Items from a figure collection

· · · ·

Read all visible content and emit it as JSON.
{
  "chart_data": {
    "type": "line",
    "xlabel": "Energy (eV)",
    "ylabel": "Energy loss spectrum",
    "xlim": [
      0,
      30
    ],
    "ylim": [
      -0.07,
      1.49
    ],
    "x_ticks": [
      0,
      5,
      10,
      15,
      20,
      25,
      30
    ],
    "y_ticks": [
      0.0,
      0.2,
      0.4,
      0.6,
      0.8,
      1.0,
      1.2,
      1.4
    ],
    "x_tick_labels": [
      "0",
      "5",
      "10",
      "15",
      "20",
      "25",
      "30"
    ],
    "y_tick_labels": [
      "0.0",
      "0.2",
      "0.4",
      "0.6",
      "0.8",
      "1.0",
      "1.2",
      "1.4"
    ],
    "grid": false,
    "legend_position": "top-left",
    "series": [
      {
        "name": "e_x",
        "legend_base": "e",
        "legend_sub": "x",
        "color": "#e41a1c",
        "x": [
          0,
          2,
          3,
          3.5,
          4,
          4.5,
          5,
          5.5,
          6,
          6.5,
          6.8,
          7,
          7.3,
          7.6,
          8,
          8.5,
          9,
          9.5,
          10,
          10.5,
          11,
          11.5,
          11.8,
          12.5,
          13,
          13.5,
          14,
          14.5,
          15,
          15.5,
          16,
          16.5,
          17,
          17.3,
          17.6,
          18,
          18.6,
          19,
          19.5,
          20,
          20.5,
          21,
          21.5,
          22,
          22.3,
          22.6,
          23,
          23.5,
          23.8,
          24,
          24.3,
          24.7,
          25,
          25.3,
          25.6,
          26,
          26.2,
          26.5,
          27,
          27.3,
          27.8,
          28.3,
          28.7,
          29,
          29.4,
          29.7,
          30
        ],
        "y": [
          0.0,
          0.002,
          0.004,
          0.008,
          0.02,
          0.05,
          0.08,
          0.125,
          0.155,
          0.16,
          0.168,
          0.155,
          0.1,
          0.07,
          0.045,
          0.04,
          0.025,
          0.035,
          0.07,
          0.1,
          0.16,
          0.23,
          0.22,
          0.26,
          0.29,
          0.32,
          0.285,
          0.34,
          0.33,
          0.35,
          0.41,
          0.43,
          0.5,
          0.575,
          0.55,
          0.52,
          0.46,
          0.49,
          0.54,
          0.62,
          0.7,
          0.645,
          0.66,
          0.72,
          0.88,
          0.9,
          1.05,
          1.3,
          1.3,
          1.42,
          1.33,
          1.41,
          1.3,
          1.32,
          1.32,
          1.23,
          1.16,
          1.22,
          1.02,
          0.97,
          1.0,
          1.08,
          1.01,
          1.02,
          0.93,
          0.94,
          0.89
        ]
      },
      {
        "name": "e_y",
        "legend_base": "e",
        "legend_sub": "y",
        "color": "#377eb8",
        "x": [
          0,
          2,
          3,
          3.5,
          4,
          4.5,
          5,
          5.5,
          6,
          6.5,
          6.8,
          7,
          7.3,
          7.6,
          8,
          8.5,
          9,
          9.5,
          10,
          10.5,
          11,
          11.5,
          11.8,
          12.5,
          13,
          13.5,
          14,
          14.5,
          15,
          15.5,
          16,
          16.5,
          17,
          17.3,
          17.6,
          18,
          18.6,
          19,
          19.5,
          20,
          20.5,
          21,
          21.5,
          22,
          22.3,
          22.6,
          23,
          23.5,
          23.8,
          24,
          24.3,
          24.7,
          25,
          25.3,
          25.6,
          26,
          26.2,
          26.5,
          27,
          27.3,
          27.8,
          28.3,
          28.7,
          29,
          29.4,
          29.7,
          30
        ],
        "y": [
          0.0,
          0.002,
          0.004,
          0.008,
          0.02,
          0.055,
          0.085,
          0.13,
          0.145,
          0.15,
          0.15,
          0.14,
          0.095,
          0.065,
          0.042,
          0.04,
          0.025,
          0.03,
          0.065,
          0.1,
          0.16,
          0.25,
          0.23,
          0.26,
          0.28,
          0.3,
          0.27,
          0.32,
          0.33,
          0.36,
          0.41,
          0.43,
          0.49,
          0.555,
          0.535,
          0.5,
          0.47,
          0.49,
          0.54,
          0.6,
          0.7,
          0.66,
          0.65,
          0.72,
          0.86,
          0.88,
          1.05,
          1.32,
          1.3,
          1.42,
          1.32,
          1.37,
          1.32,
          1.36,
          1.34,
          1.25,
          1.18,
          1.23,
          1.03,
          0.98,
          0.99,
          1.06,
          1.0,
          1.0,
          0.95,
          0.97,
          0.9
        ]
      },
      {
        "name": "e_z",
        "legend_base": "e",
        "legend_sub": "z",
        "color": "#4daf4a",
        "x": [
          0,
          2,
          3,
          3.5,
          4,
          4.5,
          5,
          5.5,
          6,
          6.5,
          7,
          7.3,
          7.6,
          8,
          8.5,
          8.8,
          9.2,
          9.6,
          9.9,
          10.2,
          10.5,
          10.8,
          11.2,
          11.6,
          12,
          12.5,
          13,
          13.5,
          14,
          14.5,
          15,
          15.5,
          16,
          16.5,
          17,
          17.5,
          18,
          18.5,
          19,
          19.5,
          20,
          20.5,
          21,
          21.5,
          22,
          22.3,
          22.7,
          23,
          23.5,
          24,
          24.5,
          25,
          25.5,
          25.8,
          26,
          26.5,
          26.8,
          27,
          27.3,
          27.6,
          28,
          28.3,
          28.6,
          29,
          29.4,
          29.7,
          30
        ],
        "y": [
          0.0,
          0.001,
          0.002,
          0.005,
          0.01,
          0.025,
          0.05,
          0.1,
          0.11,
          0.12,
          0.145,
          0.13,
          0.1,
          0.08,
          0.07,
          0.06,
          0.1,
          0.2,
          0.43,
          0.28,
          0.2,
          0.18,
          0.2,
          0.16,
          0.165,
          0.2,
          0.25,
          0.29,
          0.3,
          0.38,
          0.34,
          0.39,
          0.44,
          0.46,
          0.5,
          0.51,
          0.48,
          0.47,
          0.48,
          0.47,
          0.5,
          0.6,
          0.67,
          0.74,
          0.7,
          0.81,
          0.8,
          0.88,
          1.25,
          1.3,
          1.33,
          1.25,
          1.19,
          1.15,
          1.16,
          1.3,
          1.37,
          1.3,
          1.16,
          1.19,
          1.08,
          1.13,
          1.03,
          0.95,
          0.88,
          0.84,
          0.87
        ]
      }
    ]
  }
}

· · · ·

> **Requirement**
From the records above, extract each line exactly as shown.

> **Expected answer**
Read all visible content and emit it as JSON.
{
  "chart_data": {
    "type": "line",
    "xlabel": "Energy (eV)",
    "ylabel": "Energy loss spectrum",
    "xlim": [
      0,
      30
    ],
    "ylim": [
      -0.07,
      1.49
    ],
    "x_ticks": [
      0,
      5,
      10,
      15,
      20,
      25,
      30
    ],
    "y_ticks": [
      0.0,
      0.2,
      0.4,
      0.6,
      0.8,
      1.0,
      1.2,
      1.4
    ],
    "x_tick_labels": [
      "0",
      "5",
      "10",
      "15",
      "20",
      "25",
      "30"
    ],
    "y_tick_labels": [
      "0.0",
      "0.2",
      "0.4",
      "0.6",
      "0.8",
      "1.0",
      "1.2",
      "1.4"
    ],
    "grid": false,
    "legend_position": "top-left",
    "series": [
      {
        "name": "e_x",
        "legend_base": "e",
        "legend_sub": "x",
        "color": "#e41a1c",
        "x": [
          0,
          2,
          3,
          3.5,
          4,
          4.5,
          5,
          5.5,
          6,
          6.5,
          6.8,
          7,
          7.3,
          7.6,
          8,
          8.5,
          9,
          9.5,
          10,
          10.5,
          11,
          11.5,
          11.8,
          12.5,
          13,
          13.5,
          14,
          14.5,
          15,
          15.5,
          16,
          16.5,
          17,
          17.3,
          17.6,
          18,
          18.6,
          19,
          19.5,
          20,
          20.5,
          21,
          21.5,
          22,
          22.3,
          22.6,
          23,
          23.5,
          23.8,
          24,
          24.3,
          24.7,
          25,
          25.3,
          25.6,
          26,
          26.2,
          26.5,
          27,
          27.3,
          27.8,
          28.3,
          28.7,
          29,
          29.4,
          29.7,
          30
        ],
        "y": [
          0.0,
          0.002,
          0.004,
          0.008,
          0.02,
          0.05,
          0.08,
          0.125,
          0.155,
          0.16,
          0.168,
          0.155,
          0.1,
          0.07,
          0.045,
          0.04,
          0.025,
          0.035,
          0.07,
          0.1,
          0.16,
          0.23,
          0.22,
          0.26,
          0.29,
          0.32,
          0.285,
          0.34,
          0.33,
          0.35,
          0.41,
          0.43,
          0.5,
          0.575,
          0.55,
          0.52,
          0.46,
          0.49,
          0.54,
          0.62,
          0.7,
          0.645,
          0.66,
          0.72,
          0.88,
          0.9,
          1.05,
          1.3,
          1.3,
          1.42,
          1.33,
          1.41,
          1.3,
          1.32,
          1.32,
          1.23,
          1.16,
          1.22,
          1.02,
          0.97,
          1.0,
          1.08,
          1.01,
          1.02,
          0.93,
          0.94,
          0.89
        ]
      },
      {
        "name": "e_y",
        "legend_base": "e",
        "legend_sub": "y",
        "color": "#377eb8",
        "x": [
          0,
          2,
          3,
          3.5,
          4,
          4.5,
          5,
          5.5,
          6,
          6.5,
          6.8,
          7,
          7.3,
          7.6,
          8,
          8.5,
          9,
          9.5,
          10,
          10.5,
          11,
          11.5,
          11.8,
          12.5,
          13,
          13.5,
          14,
          14.5,
          15,
          15.5,
          16,
          16.5,
          17,
          17.3,
          17.6,
          18,
          18.6,
          19,
          19.5,
          20,
          20.5,
          21,
          21.5,
          22,
          22.3,
          22.6,
          23,
          23.5,
          23.8,
          24,
          24.3,
          24.7,
          25,
          25.3,
          25.6,
          26,
          26.2,
          26.5,
          27,
          27.3,
          27.8,
          28.3,
          28.7,
          29,
          29.4,
          29.7,
          30
        ],
        "y": [
          0.0,
          0.002,
          0.004,
          0.008,
          0.02,
          0.055,
          0.085,
          0.13,
          0.145,
          0.15,
          0.15,
          0.14,
          0.095,
          0.065,
          0.042,
          0.04,
          0.025,
          0.03,
          0.065,
          0.1,
          0.16,
          0.25,
          0.23,
          0.26,
          0.28,
          0.3,
          0.27,
          0.32,
          0.33,
          0.36,
          0.41,
          0.43,
          0.49,
          0.555,
          0.535,
          0.5,
          0.47,
          0.49,
          0.54,
          0.6,
          0.7,
          0.66,
          0.65,
          0.72,
          0.86,
          0.88,
          1.05,
          1.32,
          1.3,
          1.42,
          1.32,
          1.37,
          1.32,
          1.36,
          1.34,
          1.25,
          1.18,
          1.23,
          1.03,
          0.98,
          0.99,
          1.06,
          1.0,
          1.0,
          0.95,
          0.97,
          0.9
        ]
      },
      {
        "name": "e_z",
        "legend_base": "e",
        "legend_sub": "z",
        "color": "#4daf4a",
        "x": [
          0,
          2,
          3,
          3.5,
          4,
          4.5,
          5,
          5.5,
          6,
          6.5,
          7,
          7.3,
          7.6,
          8,
          8.5,
          8.8,
          9.2,
          9.6,
          9.9,
          10.2,
          10.5,
          10.8,
          11.2,
          11.6,
          12,
          12.5,
          13,
          13.5,
          14,
          14.5,
          15,
          15.5,
          16,
          16.5,
          17,
          17.5,
          18,
          18.5,
          19,
          19.5,
          20,
          20.5,
          21,
          21.5,
          22,
          22.3,
          22.7,
          23,
          23.5,
          24,
          24.5,
          25,
          25.5,
          25.8,
          26,
          26.5,
          26.8,
          27,
          27.3,
          27.6,
          28,
          28.3,
          28.6,
          29,
          29.4,
          29.7,
          30
        ],
        "y": [
          0.0,
          0.001,
          0.002,
          0.005,
          0.01,
          0.025,
          0.05,
          0.1,
          0.11,
          0.12,
          0.145,
          0.13,
          0.1,
          0.08,
          0.07,
          0.06,
          0.1,
          0.2,
          0.43,
          0.28,
          0.2,
          0.18,
          0.2,
          0.16,
          0.165,
          0.2,
          0.25,
          0.29,
          0.3,
          0.38,
          0.34,
          0.39,
          0.44,
          0.46,
          0.5,
          0.51,
          0.48,
          0.47,
          0.48,
          0.47,
          0.5,
          0.6,
          0.67,
          0.74,
          0.7,
          0.81,
          0.8,
          0.88,
          1.25,
          1.3,
          1.33,
          1.25,
          1.19,
          1.15,
          1.16,
          1.3,
          1.37,
          1.3,
          1.16,
          1.19,
          1.08,
          1.13,
          1.03,
          0.95,
          0.88,
          0.84,
          0.87
        ]
      }
    ]
  }
}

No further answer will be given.